SHORT EXERCISE:
Copy every line of the listing exactly.

DATA LINES:
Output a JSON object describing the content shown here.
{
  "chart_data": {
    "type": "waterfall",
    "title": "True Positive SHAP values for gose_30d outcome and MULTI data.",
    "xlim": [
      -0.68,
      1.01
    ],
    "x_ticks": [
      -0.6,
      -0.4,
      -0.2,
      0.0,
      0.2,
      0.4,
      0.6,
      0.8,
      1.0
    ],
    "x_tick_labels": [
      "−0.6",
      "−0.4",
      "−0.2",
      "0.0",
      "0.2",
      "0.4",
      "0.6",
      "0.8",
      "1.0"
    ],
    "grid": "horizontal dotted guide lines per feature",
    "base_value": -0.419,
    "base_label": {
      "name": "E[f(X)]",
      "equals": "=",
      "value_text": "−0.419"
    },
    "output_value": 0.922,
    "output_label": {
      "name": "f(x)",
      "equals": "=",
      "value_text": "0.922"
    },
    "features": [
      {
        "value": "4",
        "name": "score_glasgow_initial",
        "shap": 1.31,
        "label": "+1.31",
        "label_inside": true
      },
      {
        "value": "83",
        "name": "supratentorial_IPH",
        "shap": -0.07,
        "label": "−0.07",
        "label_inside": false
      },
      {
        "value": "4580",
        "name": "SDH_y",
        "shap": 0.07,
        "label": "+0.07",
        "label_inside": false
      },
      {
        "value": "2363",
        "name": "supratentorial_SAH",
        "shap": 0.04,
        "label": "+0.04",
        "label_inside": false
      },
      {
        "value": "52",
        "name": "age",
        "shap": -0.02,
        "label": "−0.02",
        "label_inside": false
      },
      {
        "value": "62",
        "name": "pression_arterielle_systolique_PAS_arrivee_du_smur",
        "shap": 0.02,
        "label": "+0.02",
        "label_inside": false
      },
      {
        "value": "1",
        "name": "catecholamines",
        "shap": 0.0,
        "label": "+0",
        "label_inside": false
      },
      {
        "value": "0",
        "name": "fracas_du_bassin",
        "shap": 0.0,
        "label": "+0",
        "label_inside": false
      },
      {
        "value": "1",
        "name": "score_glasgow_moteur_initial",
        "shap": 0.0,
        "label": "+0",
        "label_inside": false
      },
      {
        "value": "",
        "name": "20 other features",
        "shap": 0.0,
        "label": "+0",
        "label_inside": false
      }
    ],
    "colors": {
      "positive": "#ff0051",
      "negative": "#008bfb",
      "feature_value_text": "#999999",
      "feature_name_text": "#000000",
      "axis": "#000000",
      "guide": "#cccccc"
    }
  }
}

RESULT OF THIS EXERCISE:
Output a JSON object describing the content shown here.
{
  "chart_data": {
    "type": "waterfall",
    "title": "True Positive SHAP values for gose_30d outcome and MULTI data.",
    "xlim": [
      -0.68,
      1.01
    ],
    "x_ticks": [
      -0.6,
      -0.4,
      -0.2,
      0.0,
      0.2,
      0.4,
      0.6,
      0.8,
      1.0
    ],
    "x_tick_labels": [
      "−0.6",
      "−0.4",
      "−0.2",
      "0.0",
      "0.2",
      "0.4",
      "0.6",
      "0.8",
      "1.0"
    ],
    "grid": "horizontal dotted guide lines per feature",
    "base_value": -0.419,
    "base_label": {
      "name": "E[f(X)]",
      "equals": "=",
      "value_text": "−0.419"
    },
    "output_value": 0.922,
    "output_label": {
      "name": "f(x)",
      "equals": "=",
      "value_text": "0.922"
    },
    "features": [
      {
        "value": "4",
        "name": "score_glasgow_initial",
        "shap": 1.31,
        "label": "+1.31",
        "label_inside": true
      },
      {
        "value": "83",
        "name": "supratentorial_IPH",
        "shap": -0.07,
        "label": "−0.07",
        "label_inside": false
      },
      {
        "value": "4580",
        "name": "SDH_y",
        "shap": 0.07,
        "label": "+0.07",
        "label_inside": false
      },
      {
        "value": "2363",
        "name": "supratentorial_SAH",
        "shap": 0.04,
        "label": "+0.04",
        "label_inside": false
      },
      {
        "value": "52",
        "name": "age",
        "shap": -0.02,
        "label": "−0.02",
        "label_inside": false
      },
      {
        "value": "62",
        "name": "pression_arterielle_systolique_PAS_arrivee_du_smur",
        "shap": 0.02,
        "label": "+0.02",
        "label_inside": false
      },
      {
        "value": "1",
        "name": "catecholamines",
        "shap": 0.0,
        "label": "+0",
        "label_inside": false
      },
      {
        "value": "0",
        "name": "fracas_du_bassin",
        "shap": 0.0,
        "label": "+0",
        "label_inside": false
      },
      {
        "value": "1",
        "name": "score_glasgow_moteur_initial",
        "shap": 0.0,
        "label": "+0",
        "label_inside": false
      },
      {
        "value": "",
        "name": "20 other features",
        "shap": 0.0,
        "label": "+0",
        "label_inside": false
      }
    ],
    "colors": {
      "positive": "#ff0051",
      "negative": "#008bfb",
      "feature_value_text": "#999999",
      "feature_name_text": "#000000",
      "axis": "#000000",
      "guide": "#cccccc"
    }
  }
}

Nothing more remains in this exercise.